How many lines in these records hold the string "governance"? Reply with the number alone.

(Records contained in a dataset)

◆ ◆ ◆

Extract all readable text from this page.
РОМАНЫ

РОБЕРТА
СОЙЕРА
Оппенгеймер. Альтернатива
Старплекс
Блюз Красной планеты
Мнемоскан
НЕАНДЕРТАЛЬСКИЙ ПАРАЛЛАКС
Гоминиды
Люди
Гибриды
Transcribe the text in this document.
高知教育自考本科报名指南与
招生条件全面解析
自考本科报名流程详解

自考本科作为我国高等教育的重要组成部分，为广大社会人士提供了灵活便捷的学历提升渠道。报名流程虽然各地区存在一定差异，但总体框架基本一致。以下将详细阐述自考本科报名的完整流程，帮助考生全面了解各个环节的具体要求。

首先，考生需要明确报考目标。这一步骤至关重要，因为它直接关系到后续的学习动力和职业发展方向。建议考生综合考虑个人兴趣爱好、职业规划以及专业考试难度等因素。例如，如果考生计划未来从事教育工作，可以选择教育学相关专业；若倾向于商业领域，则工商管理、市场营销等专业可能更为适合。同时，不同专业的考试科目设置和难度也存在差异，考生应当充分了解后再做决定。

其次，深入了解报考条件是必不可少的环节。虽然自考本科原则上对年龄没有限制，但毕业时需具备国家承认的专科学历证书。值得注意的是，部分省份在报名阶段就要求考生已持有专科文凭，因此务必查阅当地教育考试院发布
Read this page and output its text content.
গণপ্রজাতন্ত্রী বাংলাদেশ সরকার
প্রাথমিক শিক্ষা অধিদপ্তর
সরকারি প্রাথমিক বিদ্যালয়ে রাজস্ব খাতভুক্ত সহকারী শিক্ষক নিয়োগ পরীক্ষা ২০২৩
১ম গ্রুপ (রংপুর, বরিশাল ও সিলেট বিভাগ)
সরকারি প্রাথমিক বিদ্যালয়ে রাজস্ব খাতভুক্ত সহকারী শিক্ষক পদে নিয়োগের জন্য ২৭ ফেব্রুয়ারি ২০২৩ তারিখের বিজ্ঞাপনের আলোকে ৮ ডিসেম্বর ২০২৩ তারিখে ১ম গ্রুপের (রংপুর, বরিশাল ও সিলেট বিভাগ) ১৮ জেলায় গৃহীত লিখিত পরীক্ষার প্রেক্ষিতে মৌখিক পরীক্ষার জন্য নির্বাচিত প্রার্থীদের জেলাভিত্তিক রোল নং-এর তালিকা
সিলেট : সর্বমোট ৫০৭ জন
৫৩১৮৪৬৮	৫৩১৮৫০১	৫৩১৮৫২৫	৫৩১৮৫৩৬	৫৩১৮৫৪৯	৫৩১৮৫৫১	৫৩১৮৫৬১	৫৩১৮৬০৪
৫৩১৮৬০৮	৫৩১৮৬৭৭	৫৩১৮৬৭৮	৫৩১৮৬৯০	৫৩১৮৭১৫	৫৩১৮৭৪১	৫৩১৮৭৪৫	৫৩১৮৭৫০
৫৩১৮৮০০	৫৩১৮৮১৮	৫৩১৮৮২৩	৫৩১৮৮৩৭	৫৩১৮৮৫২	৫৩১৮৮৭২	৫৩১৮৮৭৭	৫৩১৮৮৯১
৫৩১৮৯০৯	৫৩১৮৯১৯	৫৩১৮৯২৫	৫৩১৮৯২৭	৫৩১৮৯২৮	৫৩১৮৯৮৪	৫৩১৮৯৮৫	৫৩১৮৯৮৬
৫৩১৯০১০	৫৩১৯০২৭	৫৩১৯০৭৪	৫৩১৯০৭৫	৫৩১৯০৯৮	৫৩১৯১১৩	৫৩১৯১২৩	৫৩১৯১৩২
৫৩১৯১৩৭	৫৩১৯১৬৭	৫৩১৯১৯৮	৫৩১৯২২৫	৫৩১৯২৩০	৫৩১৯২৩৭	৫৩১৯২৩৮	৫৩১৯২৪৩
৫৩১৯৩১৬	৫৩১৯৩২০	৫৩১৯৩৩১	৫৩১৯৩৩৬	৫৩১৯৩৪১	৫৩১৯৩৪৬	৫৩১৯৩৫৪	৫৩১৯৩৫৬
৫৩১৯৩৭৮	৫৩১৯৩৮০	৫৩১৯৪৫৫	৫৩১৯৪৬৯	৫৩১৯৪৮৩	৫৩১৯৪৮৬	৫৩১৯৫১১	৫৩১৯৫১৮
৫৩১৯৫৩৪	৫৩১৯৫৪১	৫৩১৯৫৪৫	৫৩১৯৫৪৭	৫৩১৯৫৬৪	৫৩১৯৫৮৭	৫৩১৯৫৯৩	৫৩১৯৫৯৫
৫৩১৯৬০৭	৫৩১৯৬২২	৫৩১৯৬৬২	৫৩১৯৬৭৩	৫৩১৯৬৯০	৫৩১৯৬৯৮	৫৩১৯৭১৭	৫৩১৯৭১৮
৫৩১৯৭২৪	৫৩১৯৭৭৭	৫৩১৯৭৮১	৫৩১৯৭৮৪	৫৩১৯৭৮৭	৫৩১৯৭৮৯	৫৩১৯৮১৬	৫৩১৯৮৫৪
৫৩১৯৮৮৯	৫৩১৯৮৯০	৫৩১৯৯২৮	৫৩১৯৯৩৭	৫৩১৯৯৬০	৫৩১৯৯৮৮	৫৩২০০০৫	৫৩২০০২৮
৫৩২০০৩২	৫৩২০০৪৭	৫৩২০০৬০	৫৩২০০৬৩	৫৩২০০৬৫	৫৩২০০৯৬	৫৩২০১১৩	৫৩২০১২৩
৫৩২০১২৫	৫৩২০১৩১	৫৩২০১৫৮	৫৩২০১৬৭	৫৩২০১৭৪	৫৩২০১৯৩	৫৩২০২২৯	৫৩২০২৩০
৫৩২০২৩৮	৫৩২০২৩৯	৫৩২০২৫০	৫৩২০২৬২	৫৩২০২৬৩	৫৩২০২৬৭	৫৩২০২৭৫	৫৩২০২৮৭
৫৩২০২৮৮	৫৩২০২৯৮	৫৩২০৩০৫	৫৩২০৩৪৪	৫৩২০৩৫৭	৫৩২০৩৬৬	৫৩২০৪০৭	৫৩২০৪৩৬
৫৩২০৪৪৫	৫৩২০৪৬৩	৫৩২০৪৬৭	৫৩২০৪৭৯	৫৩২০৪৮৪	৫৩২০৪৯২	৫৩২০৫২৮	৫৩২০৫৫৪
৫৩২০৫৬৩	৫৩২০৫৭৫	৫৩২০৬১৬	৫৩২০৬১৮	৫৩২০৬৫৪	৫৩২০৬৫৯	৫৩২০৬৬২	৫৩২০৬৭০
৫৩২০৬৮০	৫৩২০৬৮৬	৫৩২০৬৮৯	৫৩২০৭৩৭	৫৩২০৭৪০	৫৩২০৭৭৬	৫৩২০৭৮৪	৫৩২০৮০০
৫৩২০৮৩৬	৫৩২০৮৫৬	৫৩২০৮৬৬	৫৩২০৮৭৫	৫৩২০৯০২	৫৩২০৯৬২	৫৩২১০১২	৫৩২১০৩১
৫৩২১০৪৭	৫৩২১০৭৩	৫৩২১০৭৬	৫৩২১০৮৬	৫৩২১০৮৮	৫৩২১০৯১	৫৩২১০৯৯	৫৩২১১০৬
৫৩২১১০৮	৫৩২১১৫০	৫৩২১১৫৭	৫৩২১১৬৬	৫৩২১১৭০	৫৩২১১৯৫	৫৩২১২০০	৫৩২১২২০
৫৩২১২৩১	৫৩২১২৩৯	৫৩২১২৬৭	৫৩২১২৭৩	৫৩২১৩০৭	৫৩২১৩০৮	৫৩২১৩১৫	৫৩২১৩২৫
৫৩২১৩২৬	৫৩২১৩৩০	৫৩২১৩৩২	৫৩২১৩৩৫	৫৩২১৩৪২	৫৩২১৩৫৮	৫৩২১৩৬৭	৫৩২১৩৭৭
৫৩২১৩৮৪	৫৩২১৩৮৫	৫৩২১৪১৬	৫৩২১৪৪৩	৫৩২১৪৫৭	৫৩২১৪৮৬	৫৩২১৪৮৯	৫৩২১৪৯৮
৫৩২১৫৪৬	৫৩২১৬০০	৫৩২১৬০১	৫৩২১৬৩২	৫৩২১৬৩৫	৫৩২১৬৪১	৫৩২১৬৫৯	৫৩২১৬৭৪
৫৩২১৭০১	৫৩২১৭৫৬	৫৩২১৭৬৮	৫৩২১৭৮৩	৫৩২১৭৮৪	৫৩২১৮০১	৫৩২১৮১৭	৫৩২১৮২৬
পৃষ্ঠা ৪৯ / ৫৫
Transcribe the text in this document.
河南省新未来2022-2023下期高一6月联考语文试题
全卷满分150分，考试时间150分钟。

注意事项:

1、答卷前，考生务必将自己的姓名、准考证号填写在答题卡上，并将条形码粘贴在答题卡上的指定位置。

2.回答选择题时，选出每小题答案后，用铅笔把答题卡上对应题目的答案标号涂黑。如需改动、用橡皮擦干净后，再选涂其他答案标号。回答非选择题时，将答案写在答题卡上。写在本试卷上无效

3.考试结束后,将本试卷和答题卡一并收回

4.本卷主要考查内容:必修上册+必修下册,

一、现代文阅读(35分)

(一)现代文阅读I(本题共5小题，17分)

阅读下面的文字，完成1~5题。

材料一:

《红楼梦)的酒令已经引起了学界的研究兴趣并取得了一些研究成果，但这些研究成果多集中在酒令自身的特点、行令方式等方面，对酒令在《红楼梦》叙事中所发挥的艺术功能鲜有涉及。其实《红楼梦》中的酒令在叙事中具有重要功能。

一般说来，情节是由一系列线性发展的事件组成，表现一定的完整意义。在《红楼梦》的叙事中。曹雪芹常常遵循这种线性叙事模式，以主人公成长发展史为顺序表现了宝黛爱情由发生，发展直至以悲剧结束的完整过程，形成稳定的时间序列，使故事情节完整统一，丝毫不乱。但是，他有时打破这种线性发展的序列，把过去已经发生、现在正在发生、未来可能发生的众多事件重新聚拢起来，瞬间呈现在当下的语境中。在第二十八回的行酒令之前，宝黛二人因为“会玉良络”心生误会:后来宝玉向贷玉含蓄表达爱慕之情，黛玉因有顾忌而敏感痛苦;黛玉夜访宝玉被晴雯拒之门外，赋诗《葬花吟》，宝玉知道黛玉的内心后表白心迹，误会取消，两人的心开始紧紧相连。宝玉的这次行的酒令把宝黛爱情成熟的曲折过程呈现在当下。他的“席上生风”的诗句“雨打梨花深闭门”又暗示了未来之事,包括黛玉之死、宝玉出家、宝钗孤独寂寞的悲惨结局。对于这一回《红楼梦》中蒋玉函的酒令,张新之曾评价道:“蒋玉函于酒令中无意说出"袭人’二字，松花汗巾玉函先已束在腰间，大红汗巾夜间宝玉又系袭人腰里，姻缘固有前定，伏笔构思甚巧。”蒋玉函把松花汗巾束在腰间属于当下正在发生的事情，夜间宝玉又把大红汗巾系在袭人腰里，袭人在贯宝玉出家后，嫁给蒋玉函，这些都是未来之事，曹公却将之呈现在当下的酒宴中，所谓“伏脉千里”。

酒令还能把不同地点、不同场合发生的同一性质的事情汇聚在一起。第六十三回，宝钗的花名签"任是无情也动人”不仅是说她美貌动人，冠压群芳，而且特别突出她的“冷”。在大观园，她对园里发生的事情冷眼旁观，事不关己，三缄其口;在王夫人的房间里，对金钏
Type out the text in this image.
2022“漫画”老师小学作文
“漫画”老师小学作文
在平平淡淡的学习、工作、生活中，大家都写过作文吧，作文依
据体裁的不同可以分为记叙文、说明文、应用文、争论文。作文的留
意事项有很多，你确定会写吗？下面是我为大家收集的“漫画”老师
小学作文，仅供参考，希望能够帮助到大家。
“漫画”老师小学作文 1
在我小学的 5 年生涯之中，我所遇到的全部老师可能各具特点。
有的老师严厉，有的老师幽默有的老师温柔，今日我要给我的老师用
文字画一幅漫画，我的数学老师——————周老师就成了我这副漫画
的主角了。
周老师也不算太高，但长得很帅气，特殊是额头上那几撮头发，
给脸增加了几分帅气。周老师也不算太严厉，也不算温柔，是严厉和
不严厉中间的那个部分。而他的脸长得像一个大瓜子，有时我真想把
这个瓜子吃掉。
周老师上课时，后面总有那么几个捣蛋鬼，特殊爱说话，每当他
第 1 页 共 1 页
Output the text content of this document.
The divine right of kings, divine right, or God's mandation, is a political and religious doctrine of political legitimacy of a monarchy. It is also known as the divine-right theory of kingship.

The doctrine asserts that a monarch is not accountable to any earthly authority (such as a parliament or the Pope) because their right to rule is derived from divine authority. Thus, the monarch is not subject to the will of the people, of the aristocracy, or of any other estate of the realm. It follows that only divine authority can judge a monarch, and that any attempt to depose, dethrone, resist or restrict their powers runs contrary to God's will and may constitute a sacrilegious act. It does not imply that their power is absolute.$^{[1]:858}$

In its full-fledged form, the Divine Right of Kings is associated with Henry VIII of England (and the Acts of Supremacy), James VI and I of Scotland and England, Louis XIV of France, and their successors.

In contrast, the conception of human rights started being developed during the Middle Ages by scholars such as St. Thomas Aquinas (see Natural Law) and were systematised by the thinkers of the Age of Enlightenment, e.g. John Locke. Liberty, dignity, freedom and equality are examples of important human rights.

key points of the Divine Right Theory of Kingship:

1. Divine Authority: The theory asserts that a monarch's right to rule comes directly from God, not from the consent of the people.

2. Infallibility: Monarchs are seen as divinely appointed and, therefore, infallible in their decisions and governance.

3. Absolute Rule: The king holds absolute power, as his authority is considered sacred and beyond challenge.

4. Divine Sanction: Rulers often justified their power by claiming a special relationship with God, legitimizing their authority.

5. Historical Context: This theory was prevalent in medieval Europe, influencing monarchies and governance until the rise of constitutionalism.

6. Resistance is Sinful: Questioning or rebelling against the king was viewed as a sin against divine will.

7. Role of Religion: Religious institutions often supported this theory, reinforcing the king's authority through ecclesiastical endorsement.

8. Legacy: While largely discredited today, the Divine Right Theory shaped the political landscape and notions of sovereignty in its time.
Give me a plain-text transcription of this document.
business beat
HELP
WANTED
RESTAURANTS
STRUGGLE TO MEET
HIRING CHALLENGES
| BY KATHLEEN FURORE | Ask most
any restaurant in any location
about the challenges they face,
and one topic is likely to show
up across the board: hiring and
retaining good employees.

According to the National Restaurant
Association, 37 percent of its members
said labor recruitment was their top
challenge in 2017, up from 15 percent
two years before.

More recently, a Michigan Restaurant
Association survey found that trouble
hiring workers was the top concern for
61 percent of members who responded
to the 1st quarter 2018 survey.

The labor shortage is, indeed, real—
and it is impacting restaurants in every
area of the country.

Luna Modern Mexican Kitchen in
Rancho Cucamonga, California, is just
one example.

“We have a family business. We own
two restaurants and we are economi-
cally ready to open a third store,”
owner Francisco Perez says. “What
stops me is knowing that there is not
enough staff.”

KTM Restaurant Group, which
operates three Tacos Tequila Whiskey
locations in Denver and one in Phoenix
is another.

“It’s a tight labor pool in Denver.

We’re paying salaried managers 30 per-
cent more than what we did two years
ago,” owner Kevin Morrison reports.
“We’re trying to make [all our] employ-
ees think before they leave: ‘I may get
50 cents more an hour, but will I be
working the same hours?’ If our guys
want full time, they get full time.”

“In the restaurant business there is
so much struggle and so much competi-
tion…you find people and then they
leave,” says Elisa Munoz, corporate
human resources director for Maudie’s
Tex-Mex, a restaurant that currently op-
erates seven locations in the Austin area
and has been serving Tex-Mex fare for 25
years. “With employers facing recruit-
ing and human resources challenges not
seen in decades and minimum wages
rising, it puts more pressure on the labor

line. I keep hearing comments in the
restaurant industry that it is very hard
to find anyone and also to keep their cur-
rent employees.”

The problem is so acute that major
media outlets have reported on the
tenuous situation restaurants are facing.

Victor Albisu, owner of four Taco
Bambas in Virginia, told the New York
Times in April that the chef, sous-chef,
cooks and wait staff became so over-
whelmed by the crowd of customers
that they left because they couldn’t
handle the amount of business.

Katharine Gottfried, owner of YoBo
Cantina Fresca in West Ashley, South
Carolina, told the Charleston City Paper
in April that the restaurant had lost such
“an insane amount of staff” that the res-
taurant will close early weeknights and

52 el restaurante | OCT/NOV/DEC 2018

◆ ◆ ◆

▶ [Final answer]
2